• **THE PROBLEM**: Return every line of the records that contains the string "input", matching case exactly.

··· SUPPLIED RECORDS

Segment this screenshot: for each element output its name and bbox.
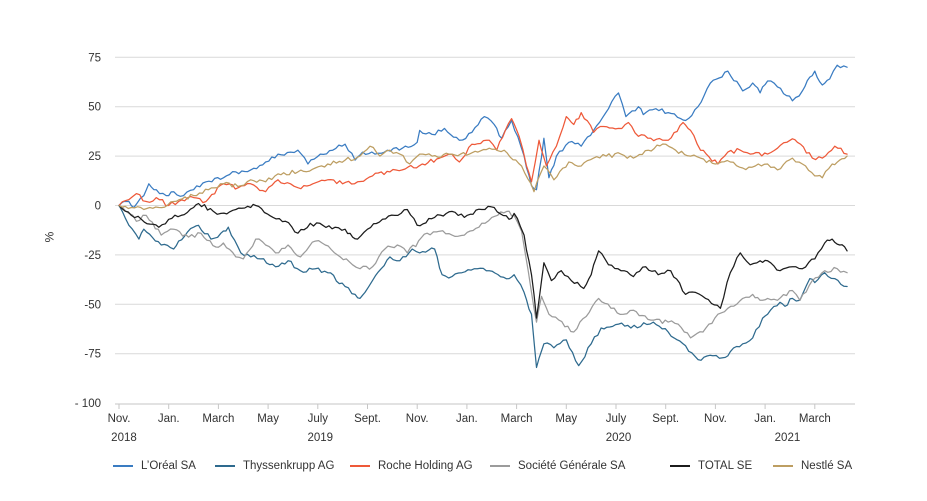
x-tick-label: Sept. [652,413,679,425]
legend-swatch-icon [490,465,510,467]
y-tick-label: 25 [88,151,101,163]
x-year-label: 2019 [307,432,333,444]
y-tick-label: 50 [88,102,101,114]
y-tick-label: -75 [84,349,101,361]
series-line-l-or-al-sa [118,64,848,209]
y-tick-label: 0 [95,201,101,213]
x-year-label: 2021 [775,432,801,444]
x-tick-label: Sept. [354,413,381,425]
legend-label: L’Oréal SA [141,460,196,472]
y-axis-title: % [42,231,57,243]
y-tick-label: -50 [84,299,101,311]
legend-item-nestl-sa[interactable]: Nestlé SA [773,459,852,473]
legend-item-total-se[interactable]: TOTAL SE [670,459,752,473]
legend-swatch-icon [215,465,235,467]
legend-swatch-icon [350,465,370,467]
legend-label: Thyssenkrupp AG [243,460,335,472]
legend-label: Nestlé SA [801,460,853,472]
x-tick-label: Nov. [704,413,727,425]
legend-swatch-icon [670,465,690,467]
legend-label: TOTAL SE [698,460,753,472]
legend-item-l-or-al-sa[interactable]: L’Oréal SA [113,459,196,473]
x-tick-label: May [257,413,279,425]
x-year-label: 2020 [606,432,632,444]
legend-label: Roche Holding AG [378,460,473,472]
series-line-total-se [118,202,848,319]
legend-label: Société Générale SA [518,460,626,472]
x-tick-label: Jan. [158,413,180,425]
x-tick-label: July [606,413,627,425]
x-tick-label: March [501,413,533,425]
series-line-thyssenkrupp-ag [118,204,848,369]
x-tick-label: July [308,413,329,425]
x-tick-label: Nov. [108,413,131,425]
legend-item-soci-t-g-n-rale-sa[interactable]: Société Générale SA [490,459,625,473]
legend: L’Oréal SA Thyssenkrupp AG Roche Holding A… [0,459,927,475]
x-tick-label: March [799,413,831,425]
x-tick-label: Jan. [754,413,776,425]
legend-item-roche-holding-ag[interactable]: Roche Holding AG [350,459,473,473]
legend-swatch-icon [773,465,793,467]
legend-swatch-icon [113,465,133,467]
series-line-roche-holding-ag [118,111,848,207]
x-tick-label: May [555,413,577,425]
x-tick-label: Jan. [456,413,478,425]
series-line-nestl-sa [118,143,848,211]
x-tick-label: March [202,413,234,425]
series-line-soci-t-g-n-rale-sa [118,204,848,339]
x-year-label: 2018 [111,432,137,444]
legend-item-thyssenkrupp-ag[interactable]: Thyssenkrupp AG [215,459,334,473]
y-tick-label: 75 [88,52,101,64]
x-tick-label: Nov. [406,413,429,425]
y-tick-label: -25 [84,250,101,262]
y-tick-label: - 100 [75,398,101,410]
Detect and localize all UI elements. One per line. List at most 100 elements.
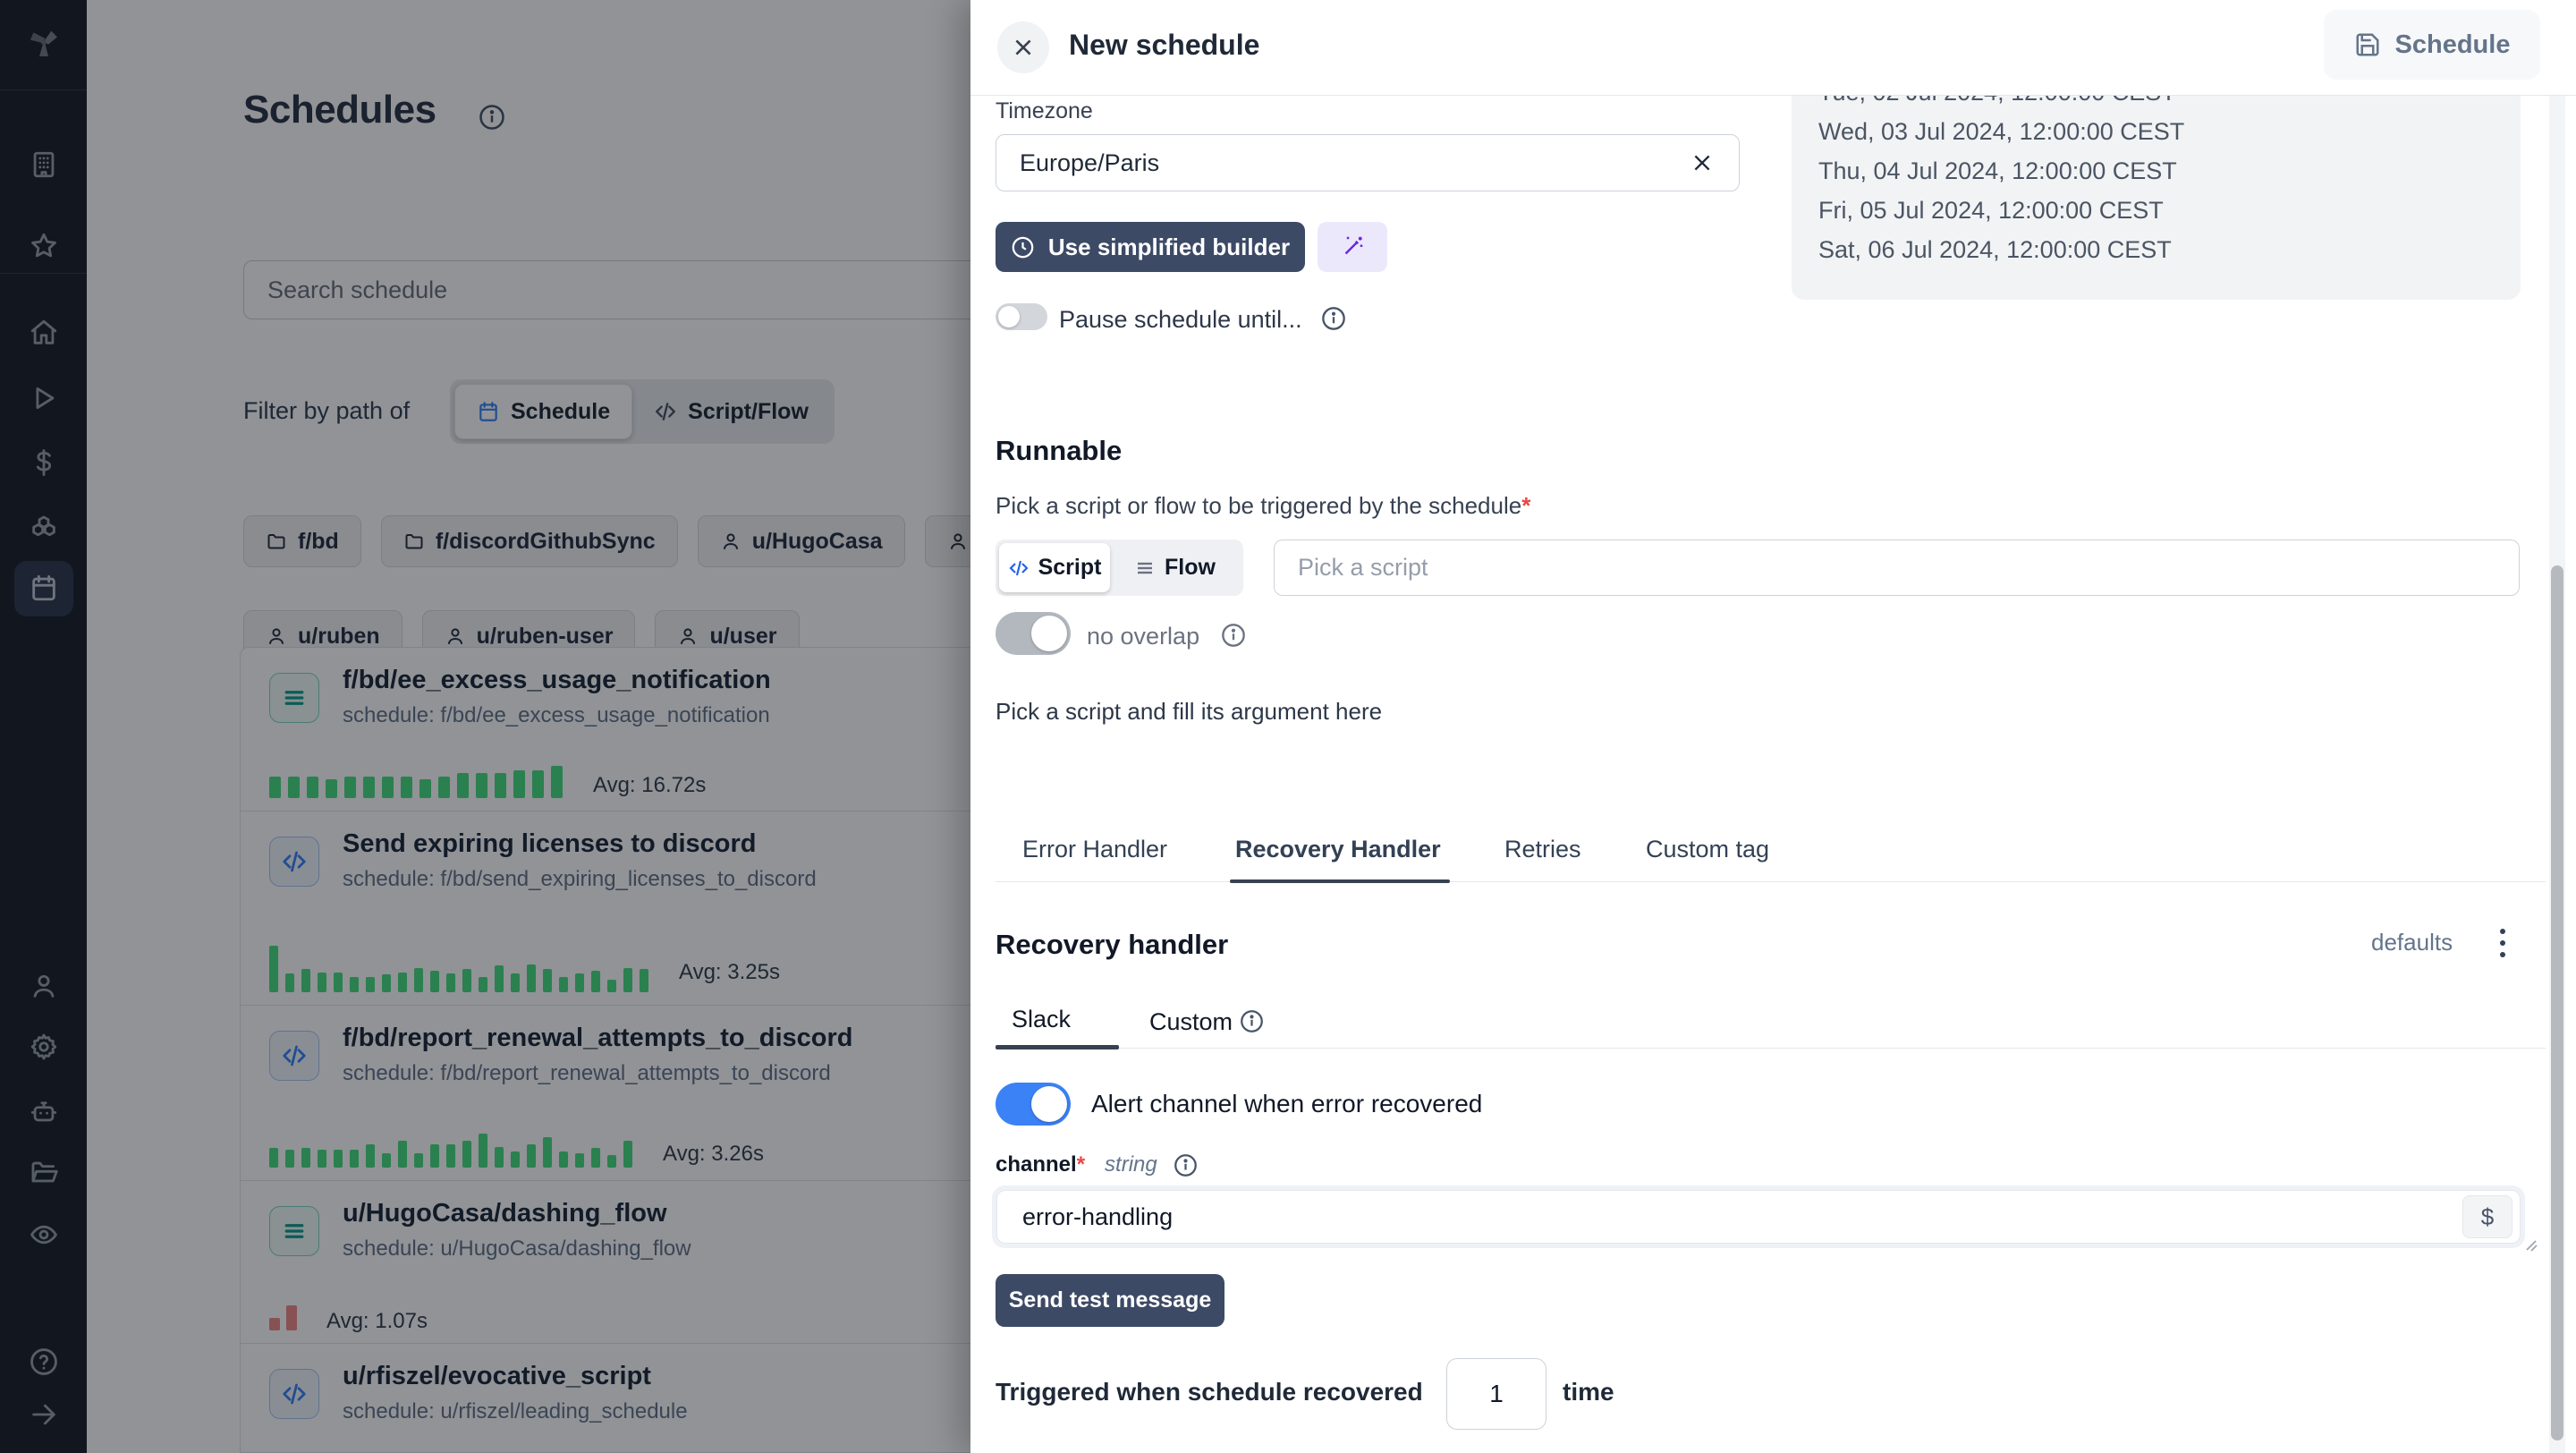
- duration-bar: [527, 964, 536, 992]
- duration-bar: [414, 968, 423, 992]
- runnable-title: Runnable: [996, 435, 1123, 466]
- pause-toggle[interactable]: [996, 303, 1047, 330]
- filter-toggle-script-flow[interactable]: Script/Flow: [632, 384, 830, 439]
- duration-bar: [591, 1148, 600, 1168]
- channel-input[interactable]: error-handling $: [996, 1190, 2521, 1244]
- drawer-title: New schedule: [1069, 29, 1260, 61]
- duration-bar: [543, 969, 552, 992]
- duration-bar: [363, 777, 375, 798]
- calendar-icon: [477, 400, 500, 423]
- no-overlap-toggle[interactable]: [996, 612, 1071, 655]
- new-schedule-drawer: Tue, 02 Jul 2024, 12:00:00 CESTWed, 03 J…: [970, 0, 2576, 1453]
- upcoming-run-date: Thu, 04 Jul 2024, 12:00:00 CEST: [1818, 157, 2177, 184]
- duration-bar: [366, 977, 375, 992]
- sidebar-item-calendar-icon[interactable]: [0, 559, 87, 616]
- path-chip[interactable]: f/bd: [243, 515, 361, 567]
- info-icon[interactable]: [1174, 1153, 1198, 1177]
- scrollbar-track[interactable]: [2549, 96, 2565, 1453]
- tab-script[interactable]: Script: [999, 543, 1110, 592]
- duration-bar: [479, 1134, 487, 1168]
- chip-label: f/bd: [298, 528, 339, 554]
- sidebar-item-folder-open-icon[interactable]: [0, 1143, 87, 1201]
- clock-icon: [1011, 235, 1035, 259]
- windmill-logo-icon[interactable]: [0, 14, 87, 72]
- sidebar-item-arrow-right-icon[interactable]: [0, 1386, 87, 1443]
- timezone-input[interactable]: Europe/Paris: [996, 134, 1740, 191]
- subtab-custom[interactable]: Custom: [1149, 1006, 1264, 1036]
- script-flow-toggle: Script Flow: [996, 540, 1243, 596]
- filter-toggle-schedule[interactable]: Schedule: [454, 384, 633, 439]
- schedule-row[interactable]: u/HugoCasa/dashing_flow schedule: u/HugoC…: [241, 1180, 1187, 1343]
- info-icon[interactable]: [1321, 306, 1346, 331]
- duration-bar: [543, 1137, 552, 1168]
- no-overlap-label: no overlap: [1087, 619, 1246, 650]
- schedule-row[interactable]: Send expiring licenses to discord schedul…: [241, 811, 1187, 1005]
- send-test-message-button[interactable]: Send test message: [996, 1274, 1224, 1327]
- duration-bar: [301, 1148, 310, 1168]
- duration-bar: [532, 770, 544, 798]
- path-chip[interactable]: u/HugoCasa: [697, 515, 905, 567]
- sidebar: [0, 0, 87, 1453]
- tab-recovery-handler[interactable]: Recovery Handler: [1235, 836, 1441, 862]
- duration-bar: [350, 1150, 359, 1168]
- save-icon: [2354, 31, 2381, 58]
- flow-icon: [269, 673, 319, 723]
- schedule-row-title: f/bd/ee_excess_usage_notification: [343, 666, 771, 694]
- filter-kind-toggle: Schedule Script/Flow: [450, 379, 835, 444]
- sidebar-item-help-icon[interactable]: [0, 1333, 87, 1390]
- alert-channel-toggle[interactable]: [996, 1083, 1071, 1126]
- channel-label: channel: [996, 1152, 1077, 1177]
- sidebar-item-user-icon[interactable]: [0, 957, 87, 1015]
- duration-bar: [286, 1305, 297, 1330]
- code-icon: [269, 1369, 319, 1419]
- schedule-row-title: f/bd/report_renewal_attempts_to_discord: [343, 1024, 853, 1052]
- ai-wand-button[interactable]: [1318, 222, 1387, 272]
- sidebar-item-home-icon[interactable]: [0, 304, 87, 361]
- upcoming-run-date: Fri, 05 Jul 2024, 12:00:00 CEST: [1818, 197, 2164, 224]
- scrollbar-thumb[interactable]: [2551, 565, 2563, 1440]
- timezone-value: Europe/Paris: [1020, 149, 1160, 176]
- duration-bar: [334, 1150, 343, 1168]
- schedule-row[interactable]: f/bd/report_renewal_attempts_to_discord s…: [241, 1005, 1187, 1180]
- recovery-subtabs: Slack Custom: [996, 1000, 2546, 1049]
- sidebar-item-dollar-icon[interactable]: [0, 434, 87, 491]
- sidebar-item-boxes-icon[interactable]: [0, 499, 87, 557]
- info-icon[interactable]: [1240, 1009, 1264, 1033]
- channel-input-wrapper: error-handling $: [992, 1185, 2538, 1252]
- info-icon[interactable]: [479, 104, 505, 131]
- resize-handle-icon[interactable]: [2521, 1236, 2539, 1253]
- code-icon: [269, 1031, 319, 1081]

······

• **SOLUTION BELOW**:
- channel-input[interactable]: error-handling $: [996, 1190, 2521, 1244]
- timezone-input[interactable]: Europe/Paris: [996, 134, 1740, 191]
- channel-input-wrapper: error-handling $: [992, 1185, 2538, 1252]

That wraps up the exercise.